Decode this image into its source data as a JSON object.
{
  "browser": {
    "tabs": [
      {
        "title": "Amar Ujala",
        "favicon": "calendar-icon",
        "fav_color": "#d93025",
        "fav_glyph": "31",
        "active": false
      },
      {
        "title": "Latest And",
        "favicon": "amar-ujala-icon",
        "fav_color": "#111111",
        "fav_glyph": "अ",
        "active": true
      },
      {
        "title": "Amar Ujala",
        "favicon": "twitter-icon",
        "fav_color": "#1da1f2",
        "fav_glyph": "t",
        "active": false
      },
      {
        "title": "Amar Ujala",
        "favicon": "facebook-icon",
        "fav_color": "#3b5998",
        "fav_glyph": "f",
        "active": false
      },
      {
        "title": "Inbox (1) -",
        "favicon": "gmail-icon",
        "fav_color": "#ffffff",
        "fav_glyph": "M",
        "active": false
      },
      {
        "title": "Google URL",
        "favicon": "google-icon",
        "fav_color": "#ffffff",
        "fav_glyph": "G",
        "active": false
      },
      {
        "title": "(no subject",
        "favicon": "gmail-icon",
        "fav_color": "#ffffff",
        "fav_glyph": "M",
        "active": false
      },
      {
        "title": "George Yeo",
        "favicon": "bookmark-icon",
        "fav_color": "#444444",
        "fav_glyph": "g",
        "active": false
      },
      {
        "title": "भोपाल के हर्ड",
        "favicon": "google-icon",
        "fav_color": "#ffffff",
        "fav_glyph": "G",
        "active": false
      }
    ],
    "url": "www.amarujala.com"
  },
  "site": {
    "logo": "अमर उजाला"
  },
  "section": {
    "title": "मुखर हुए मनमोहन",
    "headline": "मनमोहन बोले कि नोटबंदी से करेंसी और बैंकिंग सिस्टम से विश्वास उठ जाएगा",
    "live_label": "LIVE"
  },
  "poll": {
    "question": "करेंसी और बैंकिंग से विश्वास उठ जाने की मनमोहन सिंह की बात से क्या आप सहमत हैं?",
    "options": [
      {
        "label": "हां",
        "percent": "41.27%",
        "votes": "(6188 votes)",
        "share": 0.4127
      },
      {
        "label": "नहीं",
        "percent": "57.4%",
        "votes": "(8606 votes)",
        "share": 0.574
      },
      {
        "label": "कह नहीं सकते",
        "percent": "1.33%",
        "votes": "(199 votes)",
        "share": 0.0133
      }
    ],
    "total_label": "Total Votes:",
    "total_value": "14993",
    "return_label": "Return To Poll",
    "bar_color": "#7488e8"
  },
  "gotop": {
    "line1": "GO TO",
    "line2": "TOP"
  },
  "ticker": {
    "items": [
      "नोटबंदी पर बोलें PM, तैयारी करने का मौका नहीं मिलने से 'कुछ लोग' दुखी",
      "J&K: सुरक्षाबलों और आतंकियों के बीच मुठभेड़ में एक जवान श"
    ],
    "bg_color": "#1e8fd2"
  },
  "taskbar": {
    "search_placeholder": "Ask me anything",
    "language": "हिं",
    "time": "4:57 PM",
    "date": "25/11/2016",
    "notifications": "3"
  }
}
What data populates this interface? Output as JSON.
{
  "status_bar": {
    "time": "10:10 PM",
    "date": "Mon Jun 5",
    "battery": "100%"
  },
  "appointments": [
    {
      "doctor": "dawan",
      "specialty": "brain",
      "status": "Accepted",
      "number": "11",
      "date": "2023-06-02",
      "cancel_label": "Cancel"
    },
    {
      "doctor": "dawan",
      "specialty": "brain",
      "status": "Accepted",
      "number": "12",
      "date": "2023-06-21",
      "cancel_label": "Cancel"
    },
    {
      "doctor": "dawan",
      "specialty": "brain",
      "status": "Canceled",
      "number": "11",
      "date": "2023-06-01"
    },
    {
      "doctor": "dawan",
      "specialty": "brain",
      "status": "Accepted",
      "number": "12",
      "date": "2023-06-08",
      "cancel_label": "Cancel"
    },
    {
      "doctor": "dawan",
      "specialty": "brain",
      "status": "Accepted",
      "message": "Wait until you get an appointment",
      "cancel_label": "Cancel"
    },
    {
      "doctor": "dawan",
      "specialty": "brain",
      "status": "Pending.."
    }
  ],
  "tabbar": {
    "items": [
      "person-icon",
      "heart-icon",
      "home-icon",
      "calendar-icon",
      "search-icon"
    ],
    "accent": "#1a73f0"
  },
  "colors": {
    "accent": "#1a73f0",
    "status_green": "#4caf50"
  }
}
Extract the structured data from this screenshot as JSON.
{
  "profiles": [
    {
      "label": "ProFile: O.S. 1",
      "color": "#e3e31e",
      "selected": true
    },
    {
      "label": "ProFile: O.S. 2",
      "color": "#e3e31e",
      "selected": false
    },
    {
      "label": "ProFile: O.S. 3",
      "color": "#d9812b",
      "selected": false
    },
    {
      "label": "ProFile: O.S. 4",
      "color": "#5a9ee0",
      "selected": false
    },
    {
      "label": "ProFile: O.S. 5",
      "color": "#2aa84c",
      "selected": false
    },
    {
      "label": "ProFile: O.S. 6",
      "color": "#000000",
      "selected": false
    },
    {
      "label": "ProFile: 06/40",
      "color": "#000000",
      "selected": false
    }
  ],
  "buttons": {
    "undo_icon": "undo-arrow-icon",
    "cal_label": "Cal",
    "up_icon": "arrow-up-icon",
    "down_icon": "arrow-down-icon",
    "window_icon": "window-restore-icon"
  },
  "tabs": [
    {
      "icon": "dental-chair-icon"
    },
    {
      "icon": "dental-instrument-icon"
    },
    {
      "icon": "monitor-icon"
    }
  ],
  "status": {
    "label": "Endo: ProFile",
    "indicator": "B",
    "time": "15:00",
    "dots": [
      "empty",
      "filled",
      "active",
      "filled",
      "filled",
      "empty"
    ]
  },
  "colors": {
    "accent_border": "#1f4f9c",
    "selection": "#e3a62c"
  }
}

__________

- **DIRECTIONS FOR THIS TASK**
Show all lines from the records above where the word "calendar" occurs.

- **OUTPUT OF THE EXERCISE**
        "favicon": "calendar-icon",
      "calendar-icon",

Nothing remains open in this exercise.